◆ AIM OF THE TASK ◆
Your task is to give the data again, exactly, with every line intact.

◆ TASK INPUTS ◆
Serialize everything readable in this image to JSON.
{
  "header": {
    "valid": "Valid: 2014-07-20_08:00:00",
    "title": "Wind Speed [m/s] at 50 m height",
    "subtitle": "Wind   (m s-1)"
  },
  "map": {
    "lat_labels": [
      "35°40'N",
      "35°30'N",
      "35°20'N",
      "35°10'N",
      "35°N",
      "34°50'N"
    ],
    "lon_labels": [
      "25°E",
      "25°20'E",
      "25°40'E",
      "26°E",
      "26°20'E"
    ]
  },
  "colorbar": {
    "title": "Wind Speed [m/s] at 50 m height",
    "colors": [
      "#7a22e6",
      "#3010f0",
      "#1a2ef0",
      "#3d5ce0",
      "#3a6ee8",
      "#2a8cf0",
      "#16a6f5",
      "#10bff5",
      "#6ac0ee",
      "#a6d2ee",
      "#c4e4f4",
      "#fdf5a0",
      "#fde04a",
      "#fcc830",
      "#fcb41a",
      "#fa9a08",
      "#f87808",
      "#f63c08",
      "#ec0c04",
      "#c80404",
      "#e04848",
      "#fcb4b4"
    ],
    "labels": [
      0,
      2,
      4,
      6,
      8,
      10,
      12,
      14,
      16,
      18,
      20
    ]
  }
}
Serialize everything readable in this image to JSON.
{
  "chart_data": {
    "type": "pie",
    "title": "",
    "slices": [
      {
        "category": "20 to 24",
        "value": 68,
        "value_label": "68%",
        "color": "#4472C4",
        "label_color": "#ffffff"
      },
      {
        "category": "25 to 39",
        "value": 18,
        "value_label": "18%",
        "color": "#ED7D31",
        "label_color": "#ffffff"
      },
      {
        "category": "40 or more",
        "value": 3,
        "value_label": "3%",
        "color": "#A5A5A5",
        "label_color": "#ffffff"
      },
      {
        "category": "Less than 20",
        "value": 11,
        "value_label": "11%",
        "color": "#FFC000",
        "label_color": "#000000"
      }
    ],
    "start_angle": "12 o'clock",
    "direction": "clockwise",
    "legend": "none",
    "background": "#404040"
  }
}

◆ TASK RESULT ◆
Serialize everything readable in this image to JSON.
{
  "header": {
    "valid": "Valid: 2014-07-20_08:00:00",
    "title": "Wind Speed [m/s] at 50 m height",
    "subtitle": "Wind   (m s-1)"
  },
  "map": {
    "lat_labels": [
      "35°40'N",
      "35°30'N",
      "35°20'N",
      "35°10'N",
      "35°N",
      "34°50'N"
    ],
    "lon_labels": [
      "25°E",
      "25°20'E",
      "25°40'E",
      "26°E",
      "26°20'E"
    ]
  },
  "colorbar": {
    "title": "Wind Speed [m/s] at 50 m height",
    "colors": [
      "#7a22e6",
      "#3010f0",
      "#1a2ef0",
      "#3d5ce0",
      "#3a6ee8",
      "#2a8cf0",
      "#16a6f5",
      "#10bff5",
      "#6ac0ee",
      "#a6d2ee",
      "#c4e4f4",
      "#fdf5a0",
      "#fde04a",
      "#fcc830",
      "#fcb41a",
      "#fa9a08",
      "#f87808",
      "#f63c08",
      "#ec0c04",
      "#c80404",
      "#e04848",
      "#fcb4b4"
    ],
    "labels": [
      0,
      2,
      4,
      6,
      8,
      10,
      12,
      14,
      16,
      18,
      20
    ]
  }
}
Serialize everything readable in this image to JSON.
{
  "chart_data": {
    "type": "pie",
    "title": "",
    "slices": [
      {
        "category": "20 to 24",
        "value": 68,
        "value_label": "68%",
        "color": "#4472C4",
        "label_color": "#ffffff"
      },
      {
        "category": "25 to 39",
        "value": 18,
        "value_label": "18%",
        "color": "#ED7D31",
        "label_color": "#ffffff"
      },
      {
        "category": "40 or more",
        "value": 3,
        "value_label": "3%",
        "color": "#A5A5A5",
        "label_color": "#ffffff"
      },
      {
        "category": "Less than 20",
        "value": 11,
        "value_label": "11%",
        "color": "#FFC000",
        "label_color": "#000000"
      }
    ],
    "start_angle": "12 o'clock",
    "direction": "clockwise",
    "legend": "none",
    "background": "#404040"
  }
}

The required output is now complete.